* **What is needed**:
Every record must be repeated exactly; omit any pictures they contain.

* **Available data**:

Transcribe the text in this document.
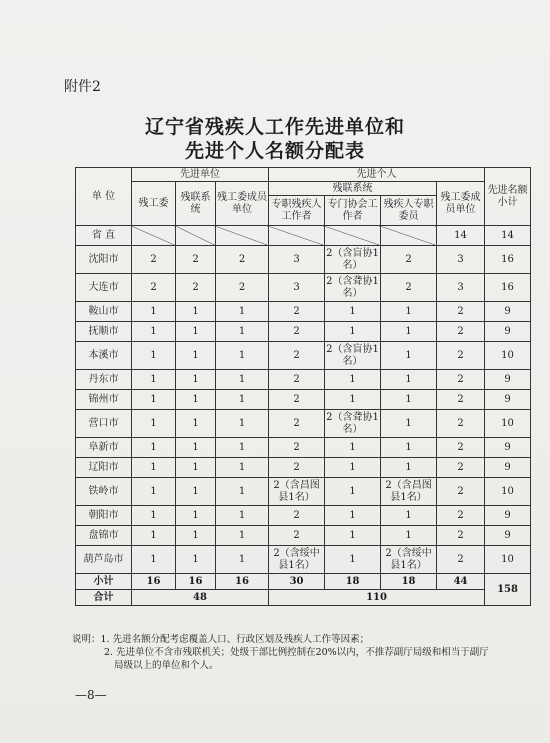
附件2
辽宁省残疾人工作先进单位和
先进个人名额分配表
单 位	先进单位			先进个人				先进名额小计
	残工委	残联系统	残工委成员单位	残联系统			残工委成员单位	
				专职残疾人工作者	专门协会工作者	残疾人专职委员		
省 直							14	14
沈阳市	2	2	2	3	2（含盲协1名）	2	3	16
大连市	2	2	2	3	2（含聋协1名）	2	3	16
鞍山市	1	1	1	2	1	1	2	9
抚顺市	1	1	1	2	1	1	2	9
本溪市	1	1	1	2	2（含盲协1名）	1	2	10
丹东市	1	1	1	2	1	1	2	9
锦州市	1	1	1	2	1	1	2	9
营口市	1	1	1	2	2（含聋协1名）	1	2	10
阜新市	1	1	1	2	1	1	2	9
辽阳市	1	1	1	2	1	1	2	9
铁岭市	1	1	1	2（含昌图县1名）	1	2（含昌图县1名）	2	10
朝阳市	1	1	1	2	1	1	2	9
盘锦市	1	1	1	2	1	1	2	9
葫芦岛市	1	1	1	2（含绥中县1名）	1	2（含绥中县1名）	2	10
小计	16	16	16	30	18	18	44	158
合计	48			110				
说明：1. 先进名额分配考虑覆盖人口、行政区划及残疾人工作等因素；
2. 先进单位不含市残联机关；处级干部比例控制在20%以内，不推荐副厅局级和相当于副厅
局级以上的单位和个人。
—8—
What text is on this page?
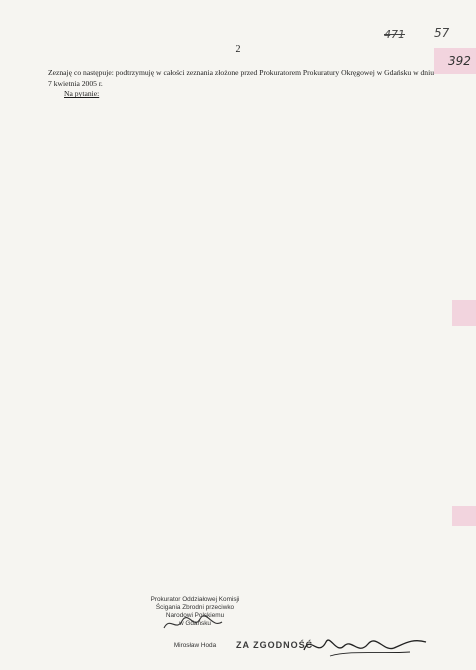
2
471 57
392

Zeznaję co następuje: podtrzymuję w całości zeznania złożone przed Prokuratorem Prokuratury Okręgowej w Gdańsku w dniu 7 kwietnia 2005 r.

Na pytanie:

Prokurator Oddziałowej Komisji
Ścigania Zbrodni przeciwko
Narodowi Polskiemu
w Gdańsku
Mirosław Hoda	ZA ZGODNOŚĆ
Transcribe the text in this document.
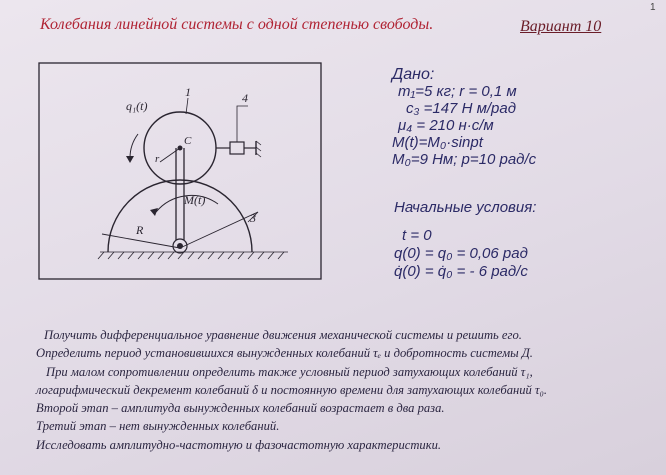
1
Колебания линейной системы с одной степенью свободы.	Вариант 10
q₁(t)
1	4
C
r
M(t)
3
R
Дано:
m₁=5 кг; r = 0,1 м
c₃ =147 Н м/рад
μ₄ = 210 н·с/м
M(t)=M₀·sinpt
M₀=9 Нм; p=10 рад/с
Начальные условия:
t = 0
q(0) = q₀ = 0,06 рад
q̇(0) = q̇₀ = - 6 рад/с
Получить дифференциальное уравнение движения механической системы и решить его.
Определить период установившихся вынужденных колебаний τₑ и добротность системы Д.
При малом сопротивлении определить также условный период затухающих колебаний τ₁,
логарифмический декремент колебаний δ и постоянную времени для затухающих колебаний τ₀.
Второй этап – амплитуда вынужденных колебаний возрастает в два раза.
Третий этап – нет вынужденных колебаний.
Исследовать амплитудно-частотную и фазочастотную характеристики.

* **Full output**:
Transcribe the text in this document.
附件2
辽宁省残疾人工作先进单位和
先进个人名额分配表
单 位	先进单位			先进个人				先进名额小计
	残工委	残联系统	残工委成员单位	残联系统			残工委成员单位	
				专职残疾人工作者	专门协会工作者	残疾人专职委员		
省 直							14	14
沈阳市	2	2	2	3	2（含盲协1名）	2	3	16
大连市	2	2	2	3	2（含聋协1名）	2	3	16
鞍山市	1	1	1	2	1	1	2	9
抚顺市	1	1	1	2	1	1	2	9
本溪市	1	1	1	2	2（含盲协1名）	1	2	10
丹东市	1	1	1	2	1	1	2	9
锦州市	1	1	1	2	1	1	2	9
营口市	1	1	1	2	2（含聋协1名）	1	2	10
阜新市	1	1	1	2	1	1	2	9
辽阳市	1	1	1	2	1	1	2	9
铁岭市	1	1	1	2（含昌图县1名）	1	2（含昌图县1名）	2	10
朝阳市	1	1	1	2	1	1	2	9
盘锦市	1	1	1	2	1	1	2	9
葫芦岛市	1	1	1	2（含绥中县1名）	1	2（含绥中县1名）	2	10
小计	16	16	16	30	18	18	44	158
合计	48			110				
说明：1. 先进名额分配考虑覆盖人口、行政区划及残疾人工作等因素；
2. 先进单位不含市残联机关；处级干部比例控制在20%以内，不推荐副厅局级和相当于副厅
局级以上的单位和个人。
—8—
What text is on this page?
2
471 57
392

Zeznaję co następuje: podtrzymuję w całości zeznania złożone przed Prokuratorem Prokuratury Okręgowej w Gdańsku w dniu 7 kwietnia 2005 r.

Na pytanie:

Prokurator Oddziałowej Komisji
Ścigania Zbrodni przeciwko
Narodowi Polskiemu
w Gdańsku
Mirosław Hoda	ZA ZGODNOŚĆ
Transcribe the text in this document.
1
Колебания линейной системы с одной степенью свободы.	Вариант 10
q₁(t)
1	4
C
r
M(t)
3
R
Дано:
m₁=5 кг; r = 0,1 м
c₃ =147 Н м/рад
μ₄ = 210 н·с/м
M(t)=M₀·sinpt
M₀=9 Нм; p=10 рад/с
Начальные условия:
t = 0
q(0) = q₀ = 0,06 рад
q̇(0) = q̇₀ = - 6 рад/с
Получить дифференциальное уравнение движения механической системы и решить его.
Определить период установившихся вынужденных колебаний τₑ и добротность системы Д.
При малом сопротивлении определить также условный период затухающих колебаний τ₁,
логарифмический декремент колебаний δ и постоянную времени для затухающих колебаний τ₀.
Второй этап – амплитуда вынужденных колебаний возрастает в два раза.
Третий этап – нет вынужденных колебаний.
Исследовать амплитудно-частотную и фазочастотную характеристики.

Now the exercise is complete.